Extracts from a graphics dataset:
+ + +

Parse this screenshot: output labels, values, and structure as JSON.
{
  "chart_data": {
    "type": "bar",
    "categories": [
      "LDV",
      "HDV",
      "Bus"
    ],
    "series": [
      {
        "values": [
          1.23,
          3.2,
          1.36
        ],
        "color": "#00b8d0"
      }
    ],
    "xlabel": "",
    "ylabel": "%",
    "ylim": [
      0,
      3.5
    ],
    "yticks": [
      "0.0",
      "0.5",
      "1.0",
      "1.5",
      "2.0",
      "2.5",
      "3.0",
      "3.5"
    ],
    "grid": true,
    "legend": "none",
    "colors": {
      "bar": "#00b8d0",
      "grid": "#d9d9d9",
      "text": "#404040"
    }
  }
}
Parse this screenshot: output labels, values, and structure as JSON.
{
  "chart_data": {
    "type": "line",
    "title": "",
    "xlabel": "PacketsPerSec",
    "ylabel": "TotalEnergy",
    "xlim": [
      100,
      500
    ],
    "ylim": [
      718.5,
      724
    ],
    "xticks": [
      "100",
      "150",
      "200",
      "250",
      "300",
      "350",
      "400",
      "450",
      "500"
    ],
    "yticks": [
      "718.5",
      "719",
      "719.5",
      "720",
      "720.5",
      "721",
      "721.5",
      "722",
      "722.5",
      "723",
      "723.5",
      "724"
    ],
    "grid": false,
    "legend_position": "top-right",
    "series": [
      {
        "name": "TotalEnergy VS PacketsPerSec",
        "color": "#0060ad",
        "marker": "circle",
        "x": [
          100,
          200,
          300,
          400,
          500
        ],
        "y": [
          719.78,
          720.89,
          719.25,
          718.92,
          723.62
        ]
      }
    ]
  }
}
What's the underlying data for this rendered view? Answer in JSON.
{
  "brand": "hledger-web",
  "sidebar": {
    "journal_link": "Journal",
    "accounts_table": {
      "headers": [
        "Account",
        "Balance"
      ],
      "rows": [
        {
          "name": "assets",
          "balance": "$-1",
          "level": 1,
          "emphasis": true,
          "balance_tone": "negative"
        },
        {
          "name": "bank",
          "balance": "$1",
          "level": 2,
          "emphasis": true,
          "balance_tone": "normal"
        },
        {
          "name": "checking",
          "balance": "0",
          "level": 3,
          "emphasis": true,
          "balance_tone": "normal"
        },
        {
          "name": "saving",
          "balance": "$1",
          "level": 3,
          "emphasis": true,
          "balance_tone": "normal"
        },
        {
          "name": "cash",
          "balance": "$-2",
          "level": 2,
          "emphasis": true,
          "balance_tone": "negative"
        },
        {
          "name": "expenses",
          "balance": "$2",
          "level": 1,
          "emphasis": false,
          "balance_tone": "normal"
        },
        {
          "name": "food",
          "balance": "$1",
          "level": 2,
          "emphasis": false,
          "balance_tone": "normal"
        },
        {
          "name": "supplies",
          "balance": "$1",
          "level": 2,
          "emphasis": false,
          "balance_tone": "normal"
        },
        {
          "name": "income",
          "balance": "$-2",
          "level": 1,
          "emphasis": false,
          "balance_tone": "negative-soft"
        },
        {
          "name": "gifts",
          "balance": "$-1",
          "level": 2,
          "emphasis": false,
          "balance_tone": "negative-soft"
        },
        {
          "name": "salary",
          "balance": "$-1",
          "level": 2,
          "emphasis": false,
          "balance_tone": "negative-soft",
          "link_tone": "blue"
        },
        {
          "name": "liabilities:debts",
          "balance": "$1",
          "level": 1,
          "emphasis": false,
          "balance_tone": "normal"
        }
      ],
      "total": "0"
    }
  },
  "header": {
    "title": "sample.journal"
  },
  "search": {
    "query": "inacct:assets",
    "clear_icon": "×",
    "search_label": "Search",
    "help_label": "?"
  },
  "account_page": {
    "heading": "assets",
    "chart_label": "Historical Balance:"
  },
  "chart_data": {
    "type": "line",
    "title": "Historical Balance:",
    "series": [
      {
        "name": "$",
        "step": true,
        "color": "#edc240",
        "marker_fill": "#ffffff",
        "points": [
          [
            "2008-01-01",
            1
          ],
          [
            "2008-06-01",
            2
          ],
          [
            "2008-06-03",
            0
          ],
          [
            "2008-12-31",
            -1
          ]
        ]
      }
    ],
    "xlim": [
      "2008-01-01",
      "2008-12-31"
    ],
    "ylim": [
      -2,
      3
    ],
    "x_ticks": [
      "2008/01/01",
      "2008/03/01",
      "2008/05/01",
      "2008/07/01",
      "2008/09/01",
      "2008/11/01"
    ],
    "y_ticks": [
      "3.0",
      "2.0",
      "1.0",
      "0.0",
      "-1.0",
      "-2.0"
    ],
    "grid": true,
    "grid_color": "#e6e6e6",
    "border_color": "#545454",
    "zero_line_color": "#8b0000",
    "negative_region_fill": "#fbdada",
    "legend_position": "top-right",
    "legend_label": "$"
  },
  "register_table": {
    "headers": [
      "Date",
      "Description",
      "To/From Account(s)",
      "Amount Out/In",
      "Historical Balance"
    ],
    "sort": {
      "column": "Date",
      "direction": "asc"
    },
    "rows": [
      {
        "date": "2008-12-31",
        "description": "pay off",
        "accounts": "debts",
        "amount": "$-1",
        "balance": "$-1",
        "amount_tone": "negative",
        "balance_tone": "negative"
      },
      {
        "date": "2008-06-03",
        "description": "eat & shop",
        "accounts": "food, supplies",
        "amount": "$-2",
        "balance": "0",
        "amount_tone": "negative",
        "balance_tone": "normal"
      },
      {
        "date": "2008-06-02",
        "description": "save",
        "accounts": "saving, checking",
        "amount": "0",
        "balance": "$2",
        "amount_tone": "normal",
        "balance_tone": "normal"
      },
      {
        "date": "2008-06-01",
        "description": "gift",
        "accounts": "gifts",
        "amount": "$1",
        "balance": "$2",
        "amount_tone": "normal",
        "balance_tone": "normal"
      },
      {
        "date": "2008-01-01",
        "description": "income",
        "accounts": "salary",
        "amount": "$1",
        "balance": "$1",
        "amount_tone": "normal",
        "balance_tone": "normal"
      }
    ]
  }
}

+ + +

What is needed — Write the data out again in full and exactly.

Exercise response —
Parse this screenshot: output labels, values, and structure as JSON.
{
  "chart_data": {
    "type": "bar",
    "categories": [
      "LDV",
      "HDV",
      "Bus"
    ],
    "series": [
      {
        "values": [
          1.23,
          3.2,
          1.36
        ],
        "color": "#00b8d0"
      }
    ],
    "xlabel": "",
    "ylabel": "%",
    "ylim": [
      0,
      3.5
    ],
    "yticks": [
      "0.0",
      "0.5",
      "1.0",
      "1.5",
      "2.0",
      "2.5",
      "3.0",
      "3.5"
    ],
    "grid": true,
    "legend": "none",
    "colors": {
      "bar": "#00b8d0",
      "grid": "#d9d9d9",
      "text": "#404040"
    }
  }
}
Parse this screenshot: output labels, values, and structure as JSON.
{
  "chart_data": {
    "type": "line",
    "title": "",
    "xlabel": "PacketsPerSec",
    "ylabel": "TotalEnergy",
    "xlim": [
      100,
      500
    ],
    "ylim": [
      718.5,
      724
    ],
    "xticks": [
      "100",
      "150",
      "200",
      "250",
      "300",
      "350",
      "400",
      "450",
      "500"
    ],
    "yticks": [
      "718.5",
      "719",
      "719.5",
      "720",
      "720.5",
      "721",
      "721.5",
      "722",
      "722.5",
      "723",
      "723.5",
      "724"
    ],
    "grid": false,
    "legend_position": "top-right",
    "series": [
      {
        "name": "TotalEnergy VS PacketsPerSec",
        "color": "#0060ad",
        "marker": "circle",
        "x": [
          100,
          200,
          300,
          400,
          500
        ],
        "y": [
          719.78,
          720.89,
          719.25,
          718.92,
          723.62
        ]
      }
    ]
  }
}
What's the underlying data for this rendered view? Answer in JSON.
{
  "brand": "hledger-web",
  "sidebar": {
    "journal_link": "Journal",
    "accounts_table": {
      "headers": [
        "Account",
        "Balance"
      ],
      "rows": [
        {
          "name": "assets",
          "balance": "$-1",
          "level": 1,
          "emphasis": true,
          "balance_tone": "negative"
        },
        {
          "name": "bank",
          "balance": "$1",
          "level": 2,
          "emphasis": true,
          "balance_tone": "normal"
        },
        {
          "name": "checking",
          "balance": "0",
          "level": 3,
          "emphasis": true,
          "balance_tone": "normal"
        },
        {
          "name": "saving",
          "balance": "$1",
          "level": 3,
          "emphasis": true,
          "balance_tone": "normal"
        },
        {
          "name": "cash",
          "balance": "$-2",
          "level": 2,
          "emphasis": true,
          "balance_tone": "negative"
        },
        {
          "name": "expenses",
          "balance": "$2",
          "level": 1,
          "emphasis": false,
          "balance_tone": "normal"
        },
        {
          "name": "food",
          "balance": "$1",
          "level": 2,
          "emphasis": false,
          "balance_tone": "normal"
        },
        {
          "name": "supplies",
          "balance": "$1",
          "level": 2,
          "emphasis": false,
          "balance_tone": "normal"
        },
        {
          "name": "income",
          "balance": "$-2",
          "level": 1,
          "emphasis": false,
          "balance_tone": "negative-soft"
        },
        {
          "name": "gifts",
          "balance": "$-1",
          "level": 2,
          "emphasis": false,
          "balance_tone": "negative-soft"
        },
        {
          "name": "salary",
          "balance": "$-1",
          "level": 2,
          "emphasis": false,
          "balance_tone": "negative-soft",
          "link_tone": "blue"
        },
        {
          "name": "liabilities:debts",
          "balance": "$1",
          "level": 1,
          "emphasis": false,
          "balance_tone": "normal"
        }
      ],
      "total": "0"
    }
  },
  "header": {
    "title": "sample.journal"
  },
  "search": {
    "query": "inacct:assets",
    "clear_icon": "×",
    "search_label": "Search",
    "help_label": "?"
  },
  "account_page": {
    "heading": "assets",
    "chart_label": "Historical Balance:"
  },
  "chart_data": {
    "type": "line",
    "title": "Historical Balance:",
    "series": [
      {
        "name": "$",
        "step": true,
        "color": "#edc240",
        "marker_fill": "#ffffff",
        "points": [
          [
            "2008-01-01",
            1
          ],
          [
            "2008-06-01",
            2
          ],
          [
            "2008-06-03",
            0
          ],
          [
            "2008-12-31",
            -1
          ]
        ]
      }
    ],
    "xlim": [
      "2008-01-01",
      "2008-12-31"
    ],
    "ylim": [
      -2,
      3
    ],
    "x_ticks": [
      "2008/01/01",
      "2008/03/01",
      "2008/05/01",
      "2008/07/01",
      "2008/09/01",
      "2008/11/01"
    ],
    "y_ticks": [
      "3.0",
      "2.0",
      "1.0",
      "0.0",
      "-1.0",
      "-2.0"
    ],
    "grid": true,
    "grid_color": "#e6e6e6",
    "border_color": "#545454",
    "zero_line_color": "#8b0000",
    "negative_region_fill": "#fbdada",
    "legend_position": "top-right",
    "legend_label": "$"
  },
  "register_table": {
    "headers": [
      "Date",
      "Description",
      "To/From Account(s)",
      "Amount Out/In",
      "Historical Balance"
    ],
    "sort": {
      "column": "Date",
      "direction": "asc"
    },
    "rows": [
      {
        "date": "2008-12-31",
        "description": "pay off",
        "accounts": "debts",
        "amount": "$-1",
        "balance": "$-1",
        "amount_tone": "negative",
        "balance_tone": "negative"
      },
      {
        "date": "2008-06-03",
        "description": "eat & shop",
        "accounts": "food, supplies",
        "amount": "$-2",
        "balance": "0",
        "amount_tone": "negative",
        "balance_tone": "normal"
      },
      {
        "date": "2008-06-02",
        "description": "save",
        "accounts": "saving, checking",
        "amount": "0",
        "balance": "$2",
        "amount_tone": "normal",
        "balance_tone": "normal"
      },
      {
        "date": "2008-06-01",
        "description": "gift",
        "accounts": "gifts",
        "amount": "$1",
        "balance": "$2",
        "amount_tone": "normal",
        "balance_tone": "normal"
      },
      {
        "date": "2008-01-01",
        "description": "income",
        "accounts": "salary",
        "amount": "$1",
        "balance": "$1",
        "amount_tone": "normal",
        "balance_tone": "normal"
      }
    ]
  }
}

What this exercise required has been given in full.